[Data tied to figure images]
▬▬▬

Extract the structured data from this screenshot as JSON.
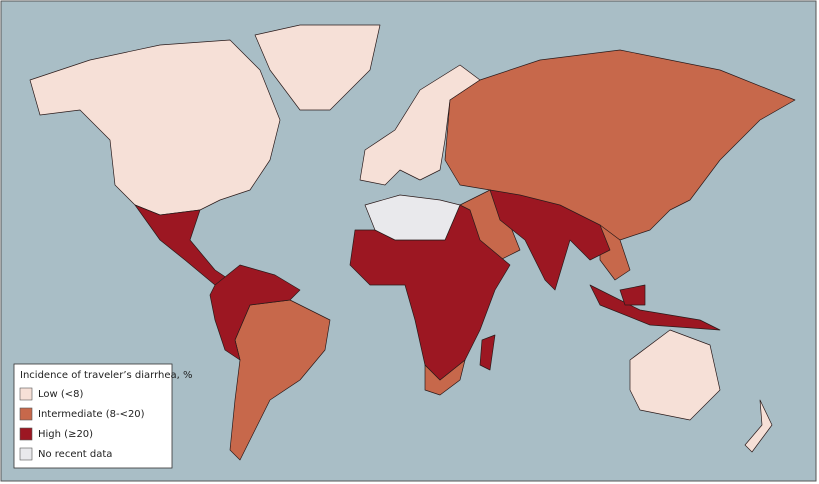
{
  "legend": {
    "title": "Incidence of traveler’s diarrhea, %",
    "items": [
      {
        "label": "Low (<8)",
        "color": "#f6e0d7"
      },
      {
        "label": "Intermediate (8-<20)",
        "color": "#c7684b"
      },
      {
        "label": "High (≥20)",
        "color": "#9c1722"
      },
      {
        "label": "No recent data",
        "color": "#e9e9ec"
      }
    ]
  }
}
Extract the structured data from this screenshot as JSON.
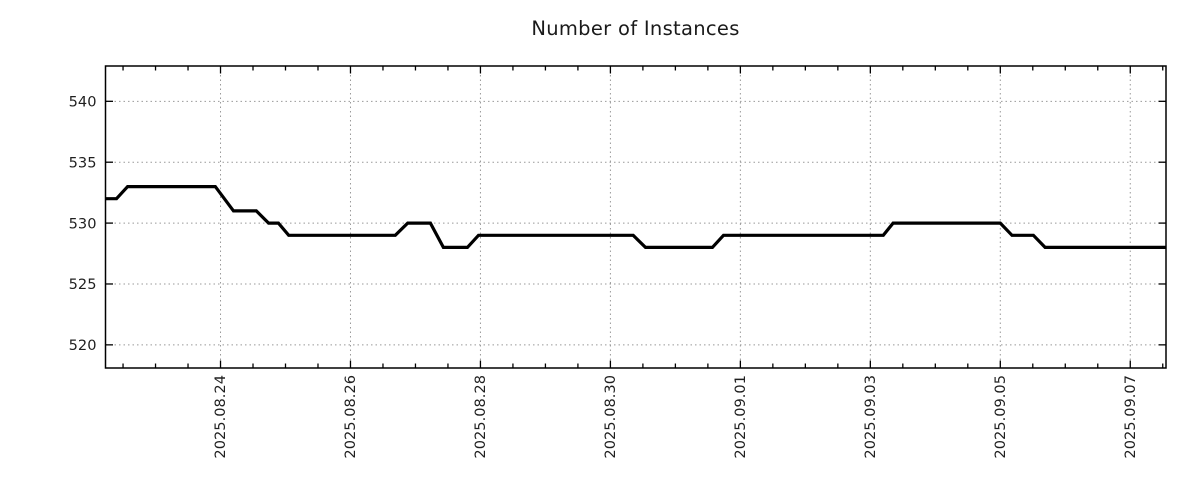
{
  "page": {
    "background": "#ffffff"
  },
  "chart_data": {
    "type": "line",
    "title": "Number of Instances",
    "legend": "none",
    "grid": {
      "style": "dotted",
      "color": "#999999",
      "on": true
    },
    "axis_color": "#000000",
    "x_axis": {
      "unit": "days_since_2025-08-22_00:00",
      "lim": [
        0.23,
        16.55
      ],
      "major_ticks": [
        {
          "d": 2,
          "label": "2025.08.24"
        },
        {
          "d": 4,
          "label": "2025.08.26"
        },
        {
          "d": 6,
          "label": "2025.08.28"
        },
        {
          "d": 8,
          "label": "2025.08.30"
        },
        {
          "d": 10,
          "label": "2025.09.01"
        },
        {
          "d": 12,
          "label": "2025.09.03"
        },
        {
          "d": 14,
          "label": "2025.09.05"
        },
        {
          "d": 16,
          "label": "2025.09.07"
        }
      ],
      "minor_tick_step": 0.5,
      "label_rotation_deg": -90
    },
    "y_axis": {
      "lim": [
        518.1,
        542.9
      ],
      "major_ticks": [
        520,
        525,
        530,
        535,
        540
      ]
    },
    "series": [
      {
        "name": "instances",
        "color": "#000000",
        "stroke_width": 3.2,
        "points": [
          [
            0.23,
            532
          ],
          [
            0.4,
            532
          ],
          [
            0.57,
            533
          ],
          [
            1.92,
            533
          ],
          [
            2.2,
            531
          ],
          [
            2.55,
            531
          ],
          [
            2.74,
            530
          ],
          [
            2.89,
            530
          ],
          [
            3.05,
            529
          ],
          [
            4.69,
            529
          ],
          [
            4.88,
            530
          ],
          [
            5.23,
            530
          ],
          [
            5.43,
            528
          ],
          [
            5.8,
            528
          ],
          [
            5.97,
            529
          ],
          [
            8.35,
            529
          ],
          [
            8.54,
            528
          ],
          [
            9.57,
            528
          ],
          [
            9.74,
            529
          ],
          [
            12.2,
            529
          ],
          [
            12.35,
            530
          ],
          [
            14.0,
            530
          ],
          [
            14.18,
            529
          ],
          [
            14.51,
            529
          ],
          [
            14.69,
            528
          ],
          [
            16.55,
            528
          ]
        ]
      }
    ]
  }
}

▬▬▬

Exercise objective.
Using the material above, gather every line that includes "title".

Task answer.
    "title": "Incidence of traveler’s diarrhea, %",
    "title": "Number of Instances",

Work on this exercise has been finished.